Aim of the exercise ->
How many lines in this data contain the string "account"? Reply with the number only.

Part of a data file
--------

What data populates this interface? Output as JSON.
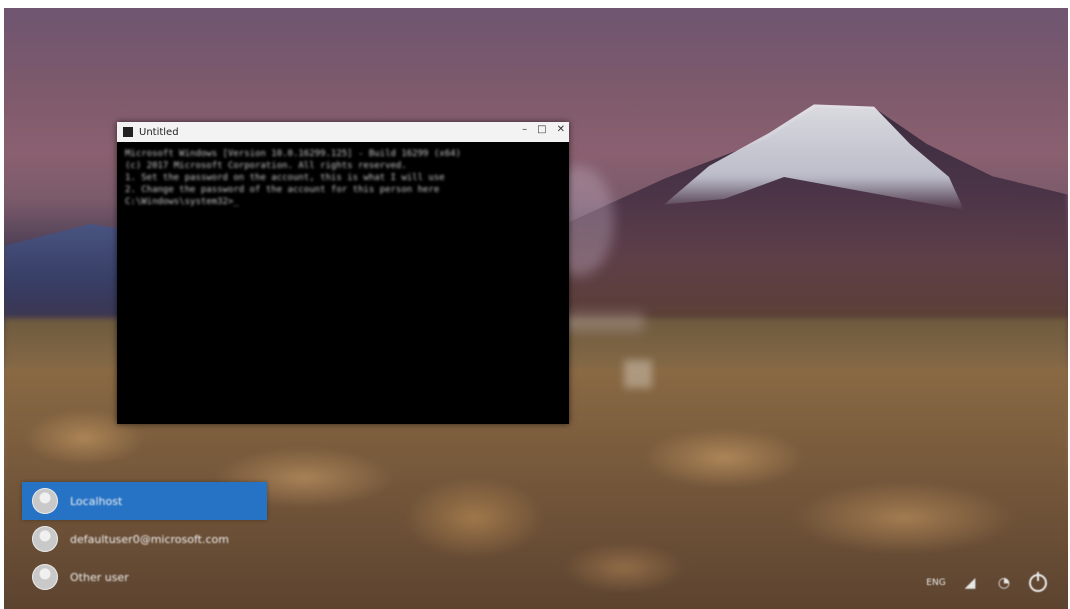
{
  "window": {
    "title": "Untitled",
    "controls": [
      "–",
      "□",
      "✕"
    ],
    "lines": [
      "Microsoft Windows [Version 10.0.16299.125] - Build 16299 (x64)",
      "(c) 2017 Microsoft Corporation. All rights reserved.",
      "",
      "1. Set the password on the account, this is what I will use",
      "2. Change the password of the account for this person here",
      "",
      "C:\\Windows\\system32>_"
    ]
  },
  "users": [
    {
      "name": "Localhost",
      "selected": true
    },
    {
      "name": "defaultuser0@microsoft.com",
      "selected": false
    },
    {
      "name": "Other user",
      "selected": false
    }
  ],
  "tray": [
    {
      "icon": "language-icon",
      "glyph": "ENG"
    },
    {
      "icon": "network-icon",
      "glyph": "◢"
    },
    {
      "icon": "ease-of-access-icon",
      "glyph": "◔"
    },
    {
      "icon": "power-icon",
      "glyph": ""
    }
  ],
  "colors": {
    "selected_user": "#2673c5",
    "console_bg": "#000000"
  }
}
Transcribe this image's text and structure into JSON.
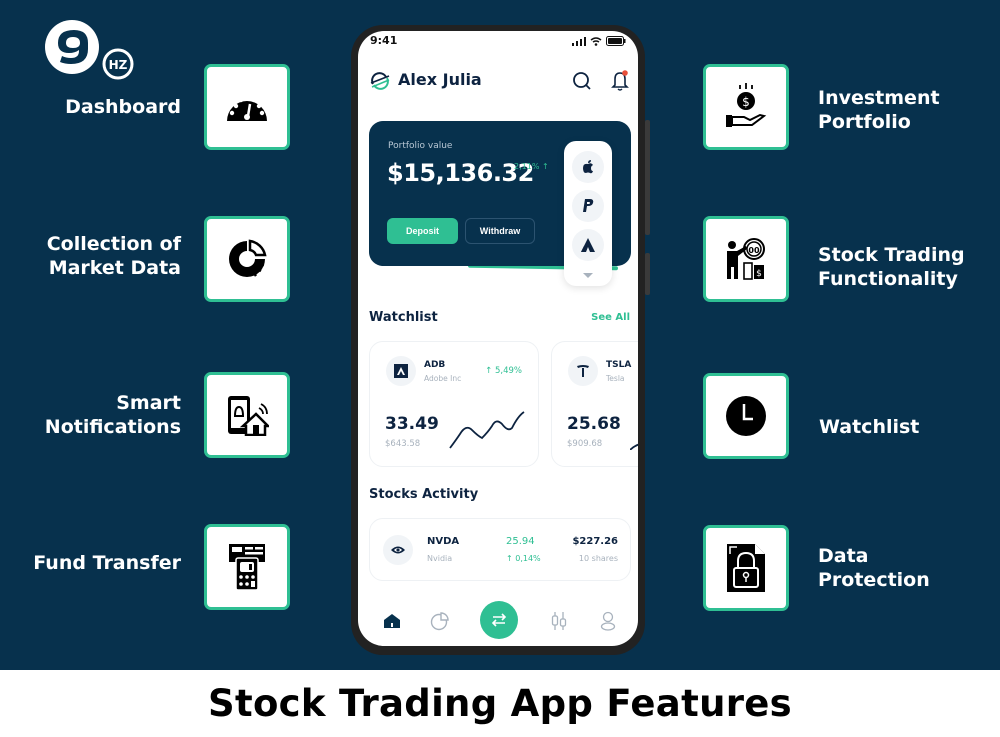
{
  "brand": {
    "logo_mark": "9",
    "logo_sub": "HZ"
  },
  "colors": {
    "background": "#07314d",
    "accent": "#2fbf93",
    "text_dark": "#0d2340",
    "muted": "#a8b2bd",
    "notification_dot": "#e8503a"
  },
  "features_left": [
    {
      "label_line1": "Dashboard",
      "label_line2": "",
      "icon": "speedometer-icon"
    },
    {
      "label_line1": "Collection of",
      "label_line2": "Market Data",
      "icon": "donut-chart-icon"
    },
    {
      "label_line1": "Smart",
      "label_line2": "Notifications",
      "icon": "smart-notification-icon"
    },
    {
      "label_line1": "Fund Transfer",
      "label_line2": "",
      "icon": "card-terminal-icon"
    }
  ],
  "features_right": [
    {
      "label_line1": "Investment",
      "label_line2": "Portfolio",
      "icon": "hand-coin-icon"
    },
    {
      "label_line1": "Stock Trading",
      "label_line2": "Functionality",
      "icon": "trader-icon"
    },
    {
      "label_line1": "Watchlist",
      "label_line2": "",
      "icon": "clock-icon"
    },
    {
      "label_line1": "Data",
      "label_line2": "Protection",
      "icon": "locked-file-icon"
    }
  ],
  "phone": {
    "status": {
      "time": "9:41"
    },
    "header": {
      "user_name": "Alex Julia"
    },
    "portfolio": {
      "label": "Portfolio value",
      "value": "$15,136.32",
      "change": "2,11% ↑",
      "deposit_label": "Deposit",
      "withdraw_label": "Withdraw",
      "payment_methods": [
        "apple-pay-icon",
        "paypal-icon",
        "atlassian-icon"
      ]
    },
    "watchlist": {
      "title": "Watchlist",
      "see_all": "See All",
      "items": [
        {
          "ticker": "ADB",
          "company": "Adobe Inc",
          "change": "↑ 5,49%",
          "price": "33.49",
          "value": "$643.58"
        },
        {
          "ticker": "TSLA",
          "company": "Tesla",
          "change": "",
          "price": "25.68",
          "value": "$909.68"
        }
      ]
    },
    "activity": {
      "title": "Stocks Activity",
      "items": [
        {
          "ticker": "NVDA",
          "company": "Nvidia",
          "price": "25.94",
          "change": "↑ 0,14%",
          "total": "$227.26",
          "shares": "10 shares"
        }
      ]
    },
    "nav": [
      "home",
      "portfolio",
      "transfer",
      "market",
      "profile"
    ]
  },
  "footer": {
    "title": "Stock Trading App Features"
  }
}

--------

Exercise output ->
2